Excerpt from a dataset

════════════════════

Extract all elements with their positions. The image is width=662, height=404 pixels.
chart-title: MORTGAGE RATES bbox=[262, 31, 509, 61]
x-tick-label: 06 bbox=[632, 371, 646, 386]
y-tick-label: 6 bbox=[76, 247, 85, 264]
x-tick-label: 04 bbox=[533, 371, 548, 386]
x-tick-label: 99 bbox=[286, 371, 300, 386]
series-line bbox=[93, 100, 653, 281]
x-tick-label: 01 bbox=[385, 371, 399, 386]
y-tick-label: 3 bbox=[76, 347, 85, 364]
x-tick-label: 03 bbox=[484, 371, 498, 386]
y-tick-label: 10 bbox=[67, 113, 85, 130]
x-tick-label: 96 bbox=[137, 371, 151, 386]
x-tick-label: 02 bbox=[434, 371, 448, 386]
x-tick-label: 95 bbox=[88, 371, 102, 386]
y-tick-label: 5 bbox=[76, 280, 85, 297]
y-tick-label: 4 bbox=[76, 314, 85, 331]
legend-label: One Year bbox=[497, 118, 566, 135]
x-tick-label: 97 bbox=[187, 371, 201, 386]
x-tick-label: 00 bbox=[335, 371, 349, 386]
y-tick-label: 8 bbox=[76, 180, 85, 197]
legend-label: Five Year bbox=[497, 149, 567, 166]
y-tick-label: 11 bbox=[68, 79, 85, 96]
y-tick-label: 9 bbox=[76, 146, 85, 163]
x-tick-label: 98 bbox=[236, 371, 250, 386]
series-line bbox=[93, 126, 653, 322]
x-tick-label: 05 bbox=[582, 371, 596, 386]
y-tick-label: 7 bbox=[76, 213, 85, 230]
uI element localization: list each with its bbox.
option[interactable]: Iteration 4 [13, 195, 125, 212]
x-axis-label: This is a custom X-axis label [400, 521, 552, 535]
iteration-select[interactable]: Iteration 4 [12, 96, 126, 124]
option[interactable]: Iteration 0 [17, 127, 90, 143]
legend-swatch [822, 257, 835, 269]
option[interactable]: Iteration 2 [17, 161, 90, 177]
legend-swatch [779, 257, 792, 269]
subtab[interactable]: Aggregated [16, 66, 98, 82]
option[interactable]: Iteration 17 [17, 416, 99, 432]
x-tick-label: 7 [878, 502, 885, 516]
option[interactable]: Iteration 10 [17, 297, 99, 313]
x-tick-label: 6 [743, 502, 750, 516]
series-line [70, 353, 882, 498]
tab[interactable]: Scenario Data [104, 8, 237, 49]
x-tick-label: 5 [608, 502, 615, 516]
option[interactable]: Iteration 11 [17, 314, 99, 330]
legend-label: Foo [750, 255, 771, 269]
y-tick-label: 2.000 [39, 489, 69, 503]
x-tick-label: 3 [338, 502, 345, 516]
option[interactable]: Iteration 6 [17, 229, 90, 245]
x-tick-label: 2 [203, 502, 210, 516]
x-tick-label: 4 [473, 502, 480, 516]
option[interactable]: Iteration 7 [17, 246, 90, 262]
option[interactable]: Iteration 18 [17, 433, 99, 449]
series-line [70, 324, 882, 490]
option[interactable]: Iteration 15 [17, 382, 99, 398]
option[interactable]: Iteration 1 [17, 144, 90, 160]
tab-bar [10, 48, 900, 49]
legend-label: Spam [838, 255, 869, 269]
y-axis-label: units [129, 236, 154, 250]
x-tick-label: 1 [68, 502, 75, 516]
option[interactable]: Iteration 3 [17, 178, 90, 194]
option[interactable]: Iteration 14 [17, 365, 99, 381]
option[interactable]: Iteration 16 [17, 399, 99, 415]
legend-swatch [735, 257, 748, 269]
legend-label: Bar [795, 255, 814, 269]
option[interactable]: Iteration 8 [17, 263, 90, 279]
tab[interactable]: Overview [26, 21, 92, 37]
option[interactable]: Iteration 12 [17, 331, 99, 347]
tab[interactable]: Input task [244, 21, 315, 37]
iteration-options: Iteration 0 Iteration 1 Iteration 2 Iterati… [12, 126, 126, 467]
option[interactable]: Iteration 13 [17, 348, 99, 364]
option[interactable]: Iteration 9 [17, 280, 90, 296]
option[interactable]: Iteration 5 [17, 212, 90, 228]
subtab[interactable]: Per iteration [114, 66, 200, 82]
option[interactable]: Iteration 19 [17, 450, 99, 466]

════════════════════

**Work to do:**
Write out all of the lines above without changing a single character.

**The answer:**
Extract all elements with their positions. The image is width=662, height=404 pixels.
chart-title: MORTGAGE RATES bbox=[262, 31, 509, 61]
x-tick-label: 06 bbox=[632, 371, 646, 386]
y-tick-label: 6 bbox=[76, 247, 85, 264]
x-tick-label: 04 bbox=[533, 371, 548, 386]
x-tick-label: 99 bbox=[286, 371, 300, 386]
series-line bbox=[93, 100, 653, 281]
x-tick-label: 01 bbox=[385, 371, 399, 386]
y-tick-label: 3 bbox=[76, 347, 85, 364]
x-tick-label: 03 bbox=[484, 371, 498, 386]
y-tick-label: 10 bbox=[67, 113, 85, 130]
x-tick-label: 96 bbox=[137, 371, 151, 386]
x-tick-label: 02 bbox=[434, 371, 448, 386]
x-tick-label: 95 bbox=[88, 371, 102, 386]
y-tick-label: 5 bbox=[76, 280, 85, 297]
y-tick-label: 4 bbox=[76, 314, 85, 331]
legend-label: One Year bbox=[497, 118, 566, 135]
x-tick-label: 97 bbox=[187, 371, 201, 386]
x-tick-label: 00 bbox=[335, 371, 349, 386]
y-tick-label: 8 bbox=[76, 180, 85, 197]
legend-label: Five Year bbox=[497, 149, 567, 166]
y-tick-label: 11 bbox=[68, 79, 85, 96]
y-tick-label: 9 bbox=[76, 146, 85, 163]
x-tick-label: 98 bbox=[236, 371, 250, 386]
series-line bbox=[93, 126, 653, 322]
x-tick-label: 05 bbox=[582, 371, 596, 386]
y-tick-label: 7 bbox=[76, 213, 85, 230]
uI element localization: list each with its bbox.
option[interactable]: Iteration 4 [13, 195, 125, 212]
x-axis-label: This is a custom X-axis label [400, 521, 552, 535]
iteration-select[interactable]: Iteration 4 [12, 96, 126, 124]
option[interactable]: Iteration 0 [17, 127, 90, 143]
legend-swatch [822, 257, 835, 269]
option[interactable]: Iteration 2 [17, 161, 90, 177]
legend-swatch [779, 257, 792, 269]
subtab[interactable]: Aggregated [16, 66, 98, 82]
option[interactable]: Iteration 17 [17, 416, 99, 432]
x-tick-label: 7 [878, 502, 885, 516]
option[interactable]: Iteration 10 [17, 297, 99, 313]
x-tick-label: 6 [743, 502, 750, 516]
series-line [70, 353, 882, 498]
tab[interactable]: Scenario Data [104, 8, 237, 49]
x-tick-label: 5 [608, 502, 615, 516]
option[interactable]: Iteration 11 [17, 314, 99, 330]
legend-label: Foo [750, 255, 771, 269]
y-tick-label: 2.000 [39, 489, 69, 503]
x-tick-label: 3 [338, 502, 345, 516]
option[interactable]: Iteration 6 [17, 229, 90, 245]
x-tick-label: 2 [203, 502, 210, 516]
x-tick-label: 4 [473, 502, 480, 516]
option[interactable]: Iteration 7 [17, 246, 90, 262]
option[interactable]: Iteration 18 [17, 433, 99, 449]
series-line [70, 324, 882, 490]
option[interactable]: Iteration 15 [17, 382, 99, 398]
option[interactable]: Iteration 1 [17, 144, 90, 160]
tab-bar [10, 48, 900, 49]
legend-label: Spam [838, 255, 869, 269]
y-axis-label: units [129, 236, 154, 250]
x-tick-label: 1 [68, 502, 75, 516]
option[interactable]: Iteration 3 [17, 178, 90, 194]
option[interactable]: Iteration 14 [17, 365, 99, 381]
option[interactable]: Iteration 16 [17, 399, 99, 415]
legend-swatch [735, 257, 748, 269]
legend-label: Bar [795, 255, 814, 269]
option[interactable]: Iteration 8 [17, 263, 90, 279]
tab[interactable]: Overview [26, 21, 92, 37]
option[interactable]: Iteration 12 [17, 331, 99, 347]
tab[interactable]: Input task [244, 21, 315, 37]
iteration-options: Iteration 0 Iteration 1 Iteration 2 Iterati… [12, 126, 126, 467]
option[interactable]: Iteration 13 [17, 348, 99, 364]
option[interactable]: Iteration 9 [17, 280, 90, 296]
option[interactable]: Iteration 5 [17, 212, 90, 228]
subtab[interactable]: Per iteration [114, 66, 200, 82]
option[interactable]: Iteration 19 [17, 450, 99, 466]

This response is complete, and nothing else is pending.